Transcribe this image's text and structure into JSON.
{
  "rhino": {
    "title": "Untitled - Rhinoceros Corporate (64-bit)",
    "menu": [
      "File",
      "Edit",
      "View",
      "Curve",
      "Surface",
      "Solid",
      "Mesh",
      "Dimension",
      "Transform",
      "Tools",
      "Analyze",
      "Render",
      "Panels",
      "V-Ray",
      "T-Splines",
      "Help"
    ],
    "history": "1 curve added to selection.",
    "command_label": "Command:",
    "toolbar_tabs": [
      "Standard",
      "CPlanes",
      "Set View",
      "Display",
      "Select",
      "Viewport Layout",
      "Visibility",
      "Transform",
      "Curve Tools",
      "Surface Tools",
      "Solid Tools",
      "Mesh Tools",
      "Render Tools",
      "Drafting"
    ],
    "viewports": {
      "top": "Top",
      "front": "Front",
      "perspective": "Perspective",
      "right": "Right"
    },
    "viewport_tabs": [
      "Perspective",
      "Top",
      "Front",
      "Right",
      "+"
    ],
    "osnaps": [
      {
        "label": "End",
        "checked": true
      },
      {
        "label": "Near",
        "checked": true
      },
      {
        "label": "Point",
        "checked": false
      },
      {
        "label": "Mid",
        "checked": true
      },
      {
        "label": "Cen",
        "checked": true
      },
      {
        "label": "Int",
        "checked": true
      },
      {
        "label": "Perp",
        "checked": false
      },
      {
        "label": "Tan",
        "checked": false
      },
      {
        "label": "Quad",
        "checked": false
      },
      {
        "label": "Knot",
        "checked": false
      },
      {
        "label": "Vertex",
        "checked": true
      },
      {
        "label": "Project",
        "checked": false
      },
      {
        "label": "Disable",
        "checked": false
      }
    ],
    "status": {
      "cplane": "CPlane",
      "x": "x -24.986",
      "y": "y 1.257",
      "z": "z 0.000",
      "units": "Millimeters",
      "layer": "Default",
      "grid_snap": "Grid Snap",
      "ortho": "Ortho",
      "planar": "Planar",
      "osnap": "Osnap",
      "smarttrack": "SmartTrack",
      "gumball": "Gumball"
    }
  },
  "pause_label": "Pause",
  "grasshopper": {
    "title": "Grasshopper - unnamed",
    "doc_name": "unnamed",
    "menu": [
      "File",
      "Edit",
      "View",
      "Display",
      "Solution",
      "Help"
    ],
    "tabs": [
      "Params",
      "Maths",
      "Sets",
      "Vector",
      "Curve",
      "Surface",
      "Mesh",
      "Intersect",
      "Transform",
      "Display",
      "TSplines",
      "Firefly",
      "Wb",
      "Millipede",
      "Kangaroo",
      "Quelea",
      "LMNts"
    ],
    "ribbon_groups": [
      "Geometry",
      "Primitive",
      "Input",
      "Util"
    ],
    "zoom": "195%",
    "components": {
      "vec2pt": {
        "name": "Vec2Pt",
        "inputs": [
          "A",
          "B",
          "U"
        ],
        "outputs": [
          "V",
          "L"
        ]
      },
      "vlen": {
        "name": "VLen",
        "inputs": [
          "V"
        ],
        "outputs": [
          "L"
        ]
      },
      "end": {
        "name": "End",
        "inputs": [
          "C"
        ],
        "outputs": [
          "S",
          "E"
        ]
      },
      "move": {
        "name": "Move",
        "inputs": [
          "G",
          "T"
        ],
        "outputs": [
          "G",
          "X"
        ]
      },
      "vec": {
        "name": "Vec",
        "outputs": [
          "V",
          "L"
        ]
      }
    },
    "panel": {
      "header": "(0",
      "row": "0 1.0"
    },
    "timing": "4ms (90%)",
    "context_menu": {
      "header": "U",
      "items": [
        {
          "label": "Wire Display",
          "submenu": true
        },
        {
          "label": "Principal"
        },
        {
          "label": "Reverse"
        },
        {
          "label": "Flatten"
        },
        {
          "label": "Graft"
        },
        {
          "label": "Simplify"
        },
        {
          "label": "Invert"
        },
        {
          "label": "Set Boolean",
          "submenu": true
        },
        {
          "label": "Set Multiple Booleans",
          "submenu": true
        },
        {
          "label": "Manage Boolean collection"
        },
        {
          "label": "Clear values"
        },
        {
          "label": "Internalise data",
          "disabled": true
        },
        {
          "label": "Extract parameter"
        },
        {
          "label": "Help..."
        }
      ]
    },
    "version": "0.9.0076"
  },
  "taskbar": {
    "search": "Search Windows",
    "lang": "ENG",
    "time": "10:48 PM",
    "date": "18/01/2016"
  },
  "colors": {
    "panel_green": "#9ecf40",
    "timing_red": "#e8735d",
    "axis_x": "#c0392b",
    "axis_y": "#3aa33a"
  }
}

• _WHAT IS ASKED_
Retype the material in full, character for character.

• _RESULT FOR THIS TASK_
Transcribe this image's text and structure into JSON.
{
  "rhino": {
    "title": "Untitled - Rhinoceros Corporate (64-bit)",
    "menu": [
      "File",
      "Edit",
      "View",
      "Curve",
      "Surface",
      "Solid",
      "Mesh",
      "Dimension",
      "Transform",
      "Tools",
      "Analyze",
      "Render",
      "Panels",
      "V-Ray",
      "T-Splines",
      "Help"
    ],
    "history": "1 curve added to selection.",
    "command_label": "Command:",
    "toolbar_tabs": [
      "Standard",
      "CPlanes",
      "Set View",
      "Display",
      "Select",
      "Viewport Layout",
      "Visibility",
      "Transform",
      "Curve Tools",
      "Surface Tools",
      "Solid Tools",
      "Mesh Tools",
      "Render Tools",
      "Drafting"
    ],
    "viewports": {
      "top": "Top",
      "front": "Front",
      "perspective": "Perspective",
      "right": "Right"
    },
    "viewport_tabs": [
      "Perspective",
      "Top",
      "Front",
      "Right",
      "+"
    ],
    "osnaps": [
      {
        "label": "End",
        "checked": true
      },
      {
        "label": "Near",
        "checked": true
      },
      {
        "label": "Point",
        "checked": false
      },
      {
        "label": "Mid",
        "checked": true
      },
      {
        "label": "Cen",
        "checked": true
      },
      {
        "label": "Int",
        "checked": true
      },
      {
        "label": "Perp",
        "checked": false
      },
      {
        "label": "Tan",
        "checked": false
      },
      {
        "label": "Quad",
        "checked": false
      },
      {
        "label": "Knot",
        "checked": false
      },
      {
        "label": "Vertex",
        "checked": true
      },
      {
        "label": "Project",
        "checked": false
      },
      {
        "label": "Disable",
        "checked": false
      }
    ],
    "status": {
      "cplane": "CPlane",
      "x": "x -24.986",
      "y": "y 1.257",
      "z": "z 0.000",
      "units": "Millimeters",
      "layer": "Default",
      "grid_snap": "Grid Snap",
      "ortho": "Ortho",
      "planar": "Planar",
      "osnap": "Osnap",
      "smarttrack": "SmartTrack",
      "gumball": "Gumball"
    }
  },
  "pause_label": "Pause",
  "grasshopper": {
    "title": "Grasshopper - unnamed",
    "doc_name": "unnamed",
    "menu": [
      "File",
      "Edit",
      "View",
      "Display",
      "Solution",
      "Help"
    ],
    "tabs": [
      "Params",
      "Maths",
      "Sets",
      "Vector",
      "Curve",
      "Surface",
      "Mesh",
      "Intersect",
      "Transform",
      "Display",
      "TSplines",
      "Firefly",
      "Wb",
      "Millipede",
      "Kangaroo",
      "Quelea",
      "LMNts"
    ],
    "ribbon_groups": [
      "Geometry",
      "Primitive",
      "Input",
      "Util"
    ],
    "zoom": "195%",
    "components": {
      "vec2pt": {
        "name": "Vec2Pt",
        "inputs": [
          "A",
          "B",
          "U"
        ],
        "outputs": [
          "V",
          "L"
        ]
      },
      "vlen": {
        "name": "VLen",
        "inputs": [
          "V"
        ],
        "outputs": [
          "L"
        ]
      },
      "end": {
        "name": "End",
        "inputs": [
          "C"
        ],
        "outputs": [
          "S",
          "E"
        ]
      },
      "move": {
        "name": "Move",
        "inputs": [
          "G",
          "T"
        ],
        "outputs": [
          "G",
          "X"
        ]
      },
      "vec": {
        "name": "Vec",
        "outputs": [
          "V",
          "L"
        ]
      }
    },
    "panel": {
      "header": "(0",
      "row": "0 1.0"
    },
    "timing": "4ms (90%)",
    "context_menu": {
      "header": "U",
      "items": [
        {
          "label": "Wire Display",
          "submenu": true
        },
        {
          "label": "Principal"
        },
        {
          "label": "Reverse"
        },
        {
          "label": "Flatten"
        },
        {
          "label": "Graft"
        },
        {
          "label": "Simplify"
        },
        {
          "label": "Invert"
        },
        {
          "label": "Set Boolean",
          "submenu": true
        },
        {
          "label": "Set Multiple Booleans",
          "submenu": true
        },
        {
          "label": "Manage Boolean collection"
        },
        {
          "label": "Clear values"
        },
        {
          "label": "Internalise data",
          "disabled": true
        },
        {
          "label": "Extract parameter"
        },
        {
          "label": "Help..."
        }
      ]
    },
    "version": "0.9.0076"
  },
  "taskbar": {
    "search": "Search Windows",
    "lang": "ENG",
    "time": "10:48 PM",
    "date": "18/01/2016"
  },
  "colors": {
    "panel_green": "#9ecf40",
    "timing_red": "#e8735d",
    "axis_x": "#c0392b",
    "axis_y": "#3aa33a"
  }
}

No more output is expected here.